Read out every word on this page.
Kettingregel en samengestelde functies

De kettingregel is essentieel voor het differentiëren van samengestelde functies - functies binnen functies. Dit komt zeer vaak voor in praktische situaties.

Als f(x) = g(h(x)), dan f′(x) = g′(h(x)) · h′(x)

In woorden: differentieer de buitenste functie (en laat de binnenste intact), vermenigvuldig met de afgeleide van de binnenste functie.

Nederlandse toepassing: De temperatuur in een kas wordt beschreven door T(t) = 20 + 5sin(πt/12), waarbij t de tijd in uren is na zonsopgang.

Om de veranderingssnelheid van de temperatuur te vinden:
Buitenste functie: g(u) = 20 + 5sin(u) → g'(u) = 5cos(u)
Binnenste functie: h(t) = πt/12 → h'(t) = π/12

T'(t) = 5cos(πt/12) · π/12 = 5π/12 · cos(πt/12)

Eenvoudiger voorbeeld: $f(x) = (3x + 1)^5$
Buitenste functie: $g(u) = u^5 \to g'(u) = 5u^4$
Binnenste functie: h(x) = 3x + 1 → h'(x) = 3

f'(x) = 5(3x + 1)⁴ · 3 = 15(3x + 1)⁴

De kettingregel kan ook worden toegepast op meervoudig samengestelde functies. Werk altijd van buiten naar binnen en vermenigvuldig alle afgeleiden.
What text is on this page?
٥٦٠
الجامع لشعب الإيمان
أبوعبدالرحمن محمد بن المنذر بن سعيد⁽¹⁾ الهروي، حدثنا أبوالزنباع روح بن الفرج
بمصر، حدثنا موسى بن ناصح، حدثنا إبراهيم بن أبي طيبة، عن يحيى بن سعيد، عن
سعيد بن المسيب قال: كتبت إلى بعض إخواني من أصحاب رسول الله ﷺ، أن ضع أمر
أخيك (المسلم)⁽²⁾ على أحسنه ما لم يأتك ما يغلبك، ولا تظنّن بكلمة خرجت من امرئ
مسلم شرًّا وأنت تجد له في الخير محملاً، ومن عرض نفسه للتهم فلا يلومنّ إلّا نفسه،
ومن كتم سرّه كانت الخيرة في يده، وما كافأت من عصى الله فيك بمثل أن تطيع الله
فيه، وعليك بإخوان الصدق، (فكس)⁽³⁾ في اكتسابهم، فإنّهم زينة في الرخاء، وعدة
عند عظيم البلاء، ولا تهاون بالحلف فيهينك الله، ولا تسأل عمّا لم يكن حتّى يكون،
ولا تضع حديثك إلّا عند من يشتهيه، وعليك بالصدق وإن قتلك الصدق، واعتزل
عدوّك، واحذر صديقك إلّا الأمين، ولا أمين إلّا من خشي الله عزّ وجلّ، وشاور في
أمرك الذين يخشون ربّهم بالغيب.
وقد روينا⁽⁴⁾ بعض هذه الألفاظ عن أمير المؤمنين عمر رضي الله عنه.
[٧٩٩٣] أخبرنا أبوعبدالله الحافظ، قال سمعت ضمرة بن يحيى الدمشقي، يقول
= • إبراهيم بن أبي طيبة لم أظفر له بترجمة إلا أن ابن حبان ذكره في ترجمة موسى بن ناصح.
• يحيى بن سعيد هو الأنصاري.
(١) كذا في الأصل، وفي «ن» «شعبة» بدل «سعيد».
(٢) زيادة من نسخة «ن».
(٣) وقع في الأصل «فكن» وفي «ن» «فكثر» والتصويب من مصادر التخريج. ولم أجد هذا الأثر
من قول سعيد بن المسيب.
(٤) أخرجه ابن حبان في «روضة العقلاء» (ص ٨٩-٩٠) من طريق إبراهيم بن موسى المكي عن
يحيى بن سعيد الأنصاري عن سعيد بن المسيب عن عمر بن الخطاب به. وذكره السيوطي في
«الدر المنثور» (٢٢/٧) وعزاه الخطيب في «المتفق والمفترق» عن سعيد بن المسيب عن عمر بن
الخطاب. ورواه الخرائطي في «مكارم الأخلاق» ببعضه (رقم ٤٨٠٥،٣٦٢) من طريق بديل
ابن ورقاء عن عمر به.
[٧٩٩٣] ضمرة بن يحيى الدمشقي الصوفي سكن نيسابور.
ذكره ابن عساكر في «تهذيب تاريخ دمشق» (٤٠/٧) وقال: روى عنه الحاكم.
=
....
*TO BE DONE*
Repeat all the records. Match each line exactly.

*WRITTEN ANSWER*
Read out every word on this page.
Kettingregel en samengestelde functies

De kettingregel is essentieel voor het differentiëren van samengestelde functies - functies binnen functies. Dit komt zeer vaak voor in praktische situaties.

Als f(x) = g(h(x)), dan f′(x) = g′(h(x)) · h′(x)

In woorden: differentieer de buitenste functie (en laat de binnenste intact), vermenigvuldig met de afgeleide van de binnenste functie.

Nederlandse toepassing: De temperatuur in een kas wordt beschreven door T(t) = 20 + 5sin(πt/12), waarbij t de tijd in uren is na zonsopgang.

Om de veranderingssnelheid van de temperatuur te vinden:
Buitenste functie: g(u) = 20 + 5sin(u) → g'(u) = 5cos(u)
Binnenste functie: h(t) = πt/12 → h'(t) = π/12

T'(t) = 5cos(πt/12) · π/12 = 5π/12 · cos(πt/12)

Eenvoudiger voorbeeld: $f(x) = (3x + 1)^5$
Buitenste functie: $g(u) = u^5 \to g'(u) = 5u^4$
Binnenste functie: h(x) = 3x + 1 → h'(x) = 3

f'(x) = 5(3x + 1)⁴ · 3 = 15(3x + 1)⁴

De kettingregel kan ook worden toegepast op meervoudig samengestelde functies. Werk altijd van buiten naar binnen en vermenigvuldig alle afgeleiden.
What text is on this page?
٥٦٠
الجامع لشعب الإيمان
أبوعبدالرحمن محمد بن المنذر بن سعيد⁽¹⁾ الهروي، حدثنا أبوالزنباع روح بن الفرج
بمصر، حدثنا موسى بن ناصح، حدثنا إبراهيم بن أبي طيبة، عن يحيى بن سعيد، عن
سعيد بن المسيب قال: كتبت إلى بعض إخواني من أصحاب رسول الله ﷺ، أن ضع أمر
أخيك (المسلم)⁽²⁾ على أحسنه ما لم يأتك ما يغلبك، ولا تظنّن بكلمة خرجت من امرئ
مسلم شرًّا وأنت تجد له في الخير محملاً، ومن عرض نفسه للتهم فلا يلومنّ إلّا نفسه،
ومن كتم سرّه كانت الخيرة في يده، وما كافأت من عصى الله فيك بمثل أن تطيع الله
فيه، وعليك بإخوان الصدق، (فكس)⁽³⁾ في اكتسابهم، فإنّهم زينة في الرخاء، وعدة
عند عظيم البلاء، ولا تهاون بالحلف فيهينك الله، ولا تسأل عمّا لم يكن حتّى يكون،
ولا تضع حديثك إلّا عند من يشتهيه، وعليك بالصدق وإن قتلك الصدق، واعتزل
عدوّك، واحذر صديقك إلّا الأمين، ولا أمين إلّا من خشي الله عزّ وجلّ، وشاور في
أمرك الذين يخشون ربّهم بالغيب.
وقد روينا⁽⁴⁾ بعض هذه الألفاظ عن أمير المؤمنين عمر رضي الله عنه.
[٧٩٩٣] أخبرنا أبوعبدالله الحافظ، قال سمعت ضمرة بن يحيى الدمشقي، يقول
= • إبراهيم بن أبي طيبة لم أظفر له بترجمة إلا أن ابن حبان ذكره في ترجمة موسى بن ناصح.
• يحيى بن سعيد هو الأنصاري.
(١) كذا في الأصل، وفي «ن» «شعبة» بدل «سعيد».
(٢) زيادة من نسخة «ن».
(٣) وقع في الأصل «فكن» وفي «ن» «فكثر» والتصويب من مصادر التخريج. ولم أجد هذا الأثر
من قول سعيد بن المسيب.
(٤) أخرجه ابن حبان في «روضة العقلاء» (ص ٨٩-٩٠) من طريق إبراهيم بن موسى المكي عن
يحيى بن سعيد الأنصاري عن سعيد بن المسيب عن عمر بن الخطاب به. وذكره السيوطي في
«الدر المنثور» (٢٢/٧) وعزاه الخطيب في «المتفق والمفترق» عن سعيد بن المسيب عن عمر بن
الخطاب. ورواه الخرائطي في «مكارم الأخلاق» ببعضه (رقم ٤٨٠٥،٣٦٢) من طريق بديل
ابن ورقاء عن عمر به.
[٧٩٩٣] ضمرة بن يحيى الدمشقي الصوفي سكن نيسابور.
ذكره ابن عساكر في «تهذيب تاريخ دمشق» (٤٠/٧) وقال: روى عنه الحاكم.
=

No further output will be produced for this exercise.